Entries with figure data

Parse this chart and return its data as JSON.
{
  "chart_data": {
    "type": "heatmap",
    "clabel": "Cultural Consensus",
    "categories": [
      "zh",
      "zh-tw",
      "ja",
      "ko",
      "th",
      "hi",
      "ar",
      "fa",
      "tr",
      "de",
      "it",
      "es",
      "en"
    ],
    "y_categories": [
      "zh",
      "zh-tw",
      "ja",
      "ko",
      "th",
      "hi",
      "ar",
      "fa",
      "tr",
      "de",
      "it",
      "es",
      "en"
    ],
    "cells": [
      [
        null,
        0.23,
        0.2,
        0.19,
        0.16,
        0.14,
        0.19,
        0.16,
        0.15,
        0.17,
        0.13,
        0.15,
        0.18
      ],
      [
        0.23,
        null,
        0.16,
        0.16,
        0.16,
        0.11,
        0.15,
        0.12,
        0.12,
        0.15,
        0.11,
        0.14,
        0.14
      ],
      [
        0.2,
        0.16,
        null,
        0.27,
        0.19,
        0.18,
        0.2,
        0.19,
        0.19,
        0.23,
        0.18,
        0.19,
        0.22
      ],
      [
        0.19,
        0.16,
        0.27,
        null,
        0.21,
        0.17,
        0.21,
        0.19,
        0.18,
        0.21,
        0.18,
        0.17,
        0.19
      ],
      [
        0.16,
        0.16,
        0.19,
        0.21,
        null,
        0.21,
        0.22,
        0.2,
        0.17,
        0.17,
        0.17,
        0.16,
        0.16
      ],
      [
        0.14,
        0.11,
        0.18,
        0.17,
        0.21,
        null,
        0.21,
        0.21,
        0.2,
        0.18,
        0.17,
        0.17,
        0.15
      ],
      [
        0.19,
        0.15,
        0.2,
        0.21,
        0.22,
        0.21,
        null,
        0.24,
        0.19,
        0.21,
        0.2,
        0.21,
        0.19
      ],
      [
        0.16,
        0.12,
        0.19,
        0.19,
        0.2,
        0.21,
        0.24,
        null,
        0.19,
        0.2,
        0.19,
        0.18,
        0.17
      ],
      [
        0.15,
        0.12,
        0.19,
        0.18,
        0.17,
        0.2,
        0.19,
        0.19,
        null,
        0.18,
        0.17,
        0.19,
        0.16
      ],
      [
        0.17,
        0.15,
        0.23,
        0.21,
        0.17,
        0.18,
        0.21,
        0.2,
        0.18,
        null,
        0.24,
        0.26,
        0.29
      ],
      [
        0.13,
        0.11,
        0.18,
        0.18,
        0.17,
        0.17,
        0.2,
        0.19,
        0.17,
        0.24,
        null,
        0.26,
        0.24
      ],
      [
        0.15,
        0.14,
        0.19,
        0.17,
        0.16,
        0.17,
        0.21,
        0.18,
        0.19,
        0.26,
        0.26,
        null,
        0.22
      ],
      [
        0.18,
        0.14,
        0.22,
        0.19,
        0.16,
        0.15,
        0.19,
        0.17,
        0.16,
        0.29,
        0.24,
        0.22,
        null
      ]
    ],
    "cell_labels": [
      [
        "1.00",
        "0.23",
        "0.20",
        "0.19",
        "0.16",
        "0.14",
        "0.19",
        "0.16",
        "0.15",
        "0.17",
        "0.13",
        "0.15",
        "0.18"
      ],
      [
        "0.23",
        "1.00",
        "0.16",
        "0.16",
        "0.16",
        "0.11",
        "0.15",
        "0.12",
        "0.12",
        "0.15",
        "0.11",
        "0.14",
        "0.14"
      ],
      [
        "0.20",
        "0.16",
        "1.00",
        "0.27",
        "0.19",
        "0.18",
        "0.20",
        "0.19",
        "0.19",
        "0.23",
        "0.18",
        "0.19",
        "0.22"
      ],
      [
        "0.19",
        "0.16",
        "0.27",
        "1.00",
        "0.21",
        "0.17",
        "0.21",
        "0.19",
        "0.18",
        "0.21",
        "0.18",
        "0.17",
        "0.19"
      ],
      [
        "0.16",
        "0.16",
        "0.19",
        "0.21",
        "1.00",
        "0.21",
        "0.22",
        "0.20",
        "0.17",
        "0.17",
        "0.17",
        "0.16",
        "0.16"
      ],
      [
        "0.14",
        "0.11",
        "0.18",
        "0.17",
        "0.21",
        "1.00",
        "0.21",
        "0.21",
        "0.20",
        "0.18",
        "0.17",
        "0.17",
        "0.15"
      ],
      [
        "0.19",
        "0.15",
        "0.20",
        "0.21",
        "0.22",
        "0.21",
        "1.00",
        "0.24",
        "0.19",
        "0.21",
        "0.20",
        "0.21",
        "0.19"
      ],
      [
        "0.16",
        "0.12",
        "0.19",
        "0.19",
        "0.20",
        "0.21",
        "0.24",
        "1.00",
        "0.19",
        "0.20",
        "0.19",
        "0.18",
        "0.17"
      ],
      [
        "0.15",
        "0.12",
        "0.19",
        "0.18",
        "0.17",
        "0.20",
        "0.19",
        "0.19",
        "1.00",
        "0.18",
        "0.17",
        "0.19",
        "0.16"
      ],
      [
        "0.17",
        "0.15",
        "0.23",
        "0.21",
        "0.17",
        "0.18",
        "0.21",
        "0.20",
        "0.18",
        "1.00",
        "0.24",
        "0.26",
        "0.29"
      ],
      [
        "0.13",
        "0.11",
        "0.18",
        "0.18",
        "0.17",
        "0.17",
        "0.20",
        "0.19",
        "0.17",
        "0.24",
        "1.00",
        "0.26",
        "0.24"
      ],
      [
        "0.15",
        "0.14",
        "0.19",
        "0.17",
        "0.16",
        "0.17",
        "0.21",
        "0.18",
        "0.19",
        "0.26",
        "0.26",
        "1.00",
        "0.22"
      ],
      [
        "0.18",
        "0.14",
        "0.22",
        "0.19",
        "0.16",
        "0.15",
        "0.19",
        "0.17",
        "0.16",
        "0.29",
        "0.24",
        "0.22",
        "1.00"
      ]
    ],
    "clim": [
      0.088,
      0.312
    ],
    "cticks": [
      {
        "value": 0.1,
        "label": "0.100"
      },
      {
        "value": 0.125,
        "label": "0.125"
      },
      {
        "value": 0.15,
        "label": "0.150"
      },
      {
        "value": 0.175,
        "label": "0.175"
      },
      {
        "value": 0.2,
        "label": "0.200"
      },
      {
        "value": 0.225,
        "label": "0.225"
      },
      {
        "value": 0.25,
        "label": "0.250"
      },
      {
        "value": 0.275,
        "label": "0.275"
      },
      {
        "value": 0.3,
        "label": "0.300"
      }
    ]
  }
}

• _GIVEN REQUEST_: Which lines contain "value"? Show each of them.

• _COMPLETED TASK_:
        "value": 0.1,
        "value": 0.125,
        "value": 0.15,
        "value": 0.175,
        "value": 0.2,
        "value": 0.225,
        "value": 0.25,
        "value": 0.275,
        "value": 0.3,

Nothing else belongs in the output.